-------- DATASET RECORDS

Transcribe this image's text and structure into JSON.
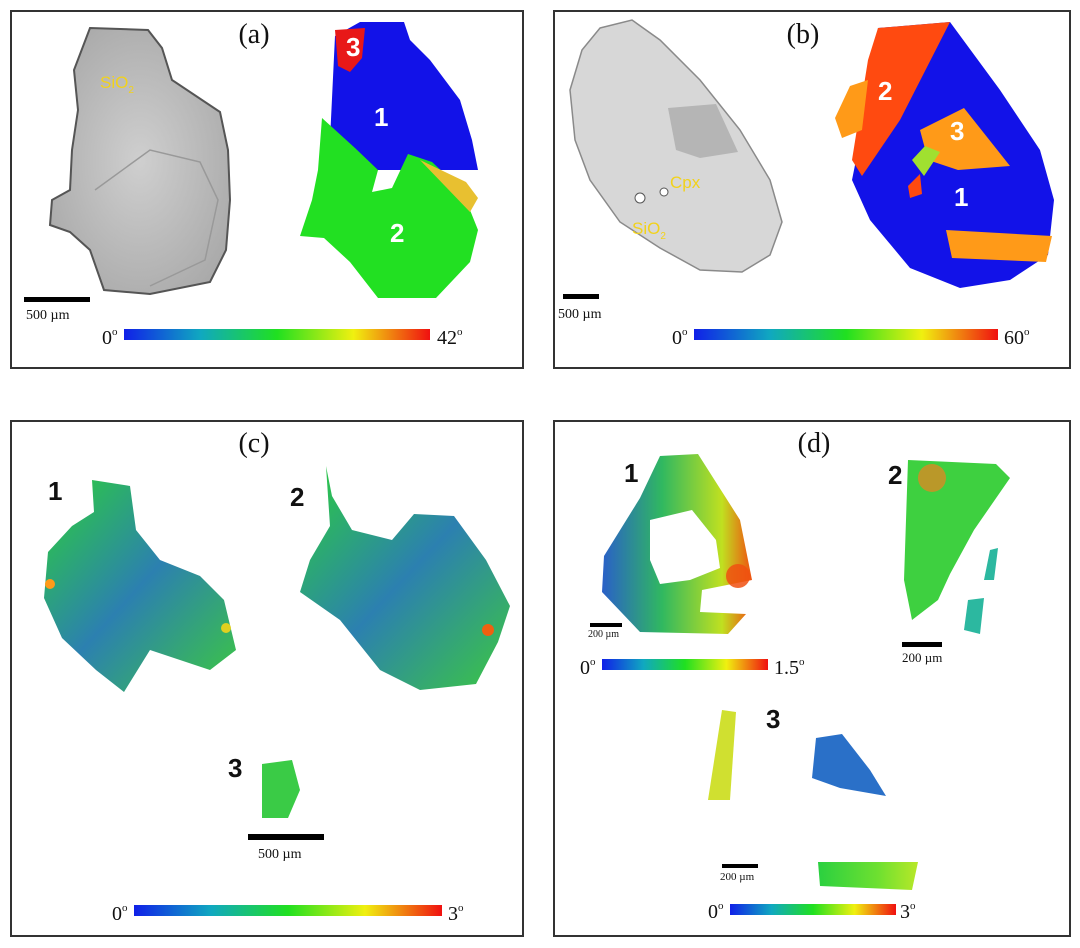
{
  "panels": {
    "a": {
      "label": "(a)",
      "sio2": "SiO",
      "sio2_sub": "2",
      "grains": [
        "3",
        "1",
        "2"
      ],
      "scale": "500 µm",
      "bar_min": "0",
      "bar_max": "42",
      "deg": "o"
    },
    "b": {
      "label": "(b)",
      "cpx": "Cpx",
      "sio2": "SiO",
      "sio2_sub": "2",
      "grains": [
        "2",
        "3",
        "1"
      ],
      "scale": "500 µm",
      "bar_min": "0",
      "bar_max": "60",
      "deg": "o"
    },
    "c": {
      "label": "(c)",
      "grains": [
        "1",
        "2",
        "3"
      ],
      "scale": "500 µm",
      "bar_min": "0",
      "bar_max": "3",
      "deg": "o"
    },
    "d": {
      "label": "(d)",
      "grains": [
        "1",
        "2",
        "3"
      ],
      "scale_1": "200 µm",
      "scale_2": "200 µm",
      "scale_3": "200 µm",
      "bar1_min": "0",
      "bar1_max": "1.5",
      "bar2_min": "0",
      "bar2_max": "3",
      "deg": "o"
    }
  },
  "colors": {
    "text_yellow": "#f2d21a",
    "blue": "#1030e0",
    "green": "#22e022",
    "red": "#e81818",
    "orange": "#ff9a18",
    "redorange": "#ff4a10"
  }
}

----------------

> _TASK DIRECTIONS_:
Copy every record above exactly as written, but leave out the pictures.

> _OUTPUT_:
Transcribe this image's text and structure into JSON.
{
  "panels": {
    "a": {
      "label": "(a)",
      "sio2": "SiO",
      "sio2_sub": "2",
      "grains": [
        "3",
        "1",
        "2"
      ],
      "scale": "500 µm",
      "bar_min": "0",
      "bar_max": "42",
      "deg": "o"
    },
    "b": {
      "label": "(b)",
      "cpx": "Cpx",
      "sio2": "SiO",
      "sio2_sub": "2",
      "grains": [
        "2",
        "3",
        "1"
      ],
      "scale": "500 µm",
      "bar_min": "0",
      "bar_max": "60",
      "deg": "o"
    },
    "c": {
      "label": "(c)",
      "grains": [
        "1",
        "2",
        "3"
      ],
      "scale": "500 µm",
      "bar_min": "0",
      "bar_max": "3",
      "deg": "o"
    },
    "d": {
      "label": "(d)",
      "grains": [
        "1",
        "2",
        "3"
      ],
      "scale_1": "200 µm",
      "scale_2": "200 µm",
      "scale_3": "200 µm",
      "bar1_min": "0",
      "bar1_max": "1.5",
      "bar2_min": "0",
      "bar2_max": "3",
      "deg": "o"
    }
  },
  "colors": {
    "text_yellow": "#f2d21a",
    "blue": "#1030e0",
    "green": "#22e022",
    "red": "#e81818",
    "orange": "#ff9a18",
    "redorange": "#ff4a10"
  }
}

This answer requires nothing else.